**Exercise prompt**. Within this material, how many lines have the string "carrying" in them? The answer is a number, with nothing added.

[Dataset items]
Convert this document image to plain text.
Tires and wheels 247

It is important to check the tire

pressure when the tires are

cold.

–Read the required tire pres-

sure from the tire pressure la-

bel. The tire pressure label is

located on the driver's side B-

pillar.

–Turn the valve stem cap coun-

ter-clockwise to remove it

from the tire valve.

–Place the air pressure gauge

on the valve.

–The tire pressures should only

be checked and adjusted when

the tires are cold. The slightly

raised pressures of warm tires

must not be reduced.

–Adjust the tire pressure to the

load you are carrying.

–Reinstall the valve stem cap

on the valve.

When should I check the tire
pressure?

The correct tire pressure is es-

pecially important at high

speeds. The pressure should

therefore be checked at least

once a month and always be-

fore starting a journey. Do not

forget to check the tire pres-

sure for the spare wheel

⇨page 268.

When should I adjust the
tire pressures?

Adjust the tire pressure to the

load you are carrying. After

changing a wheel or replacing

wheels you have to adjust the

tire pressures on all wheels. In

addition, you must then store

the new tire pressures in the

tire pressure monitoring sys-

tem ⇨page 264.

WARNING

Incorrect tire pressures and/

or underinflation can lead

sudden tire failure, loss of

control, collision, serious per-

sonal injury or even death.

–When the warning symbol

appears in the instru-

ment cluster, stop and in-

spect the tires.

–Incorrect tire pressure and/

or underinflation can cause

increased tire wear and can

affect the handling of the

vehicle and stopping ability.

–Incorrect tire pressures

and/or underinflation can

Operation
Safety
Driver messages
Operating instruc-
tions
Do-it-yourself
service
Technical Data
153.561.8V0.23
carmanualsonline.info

**The reply**. 2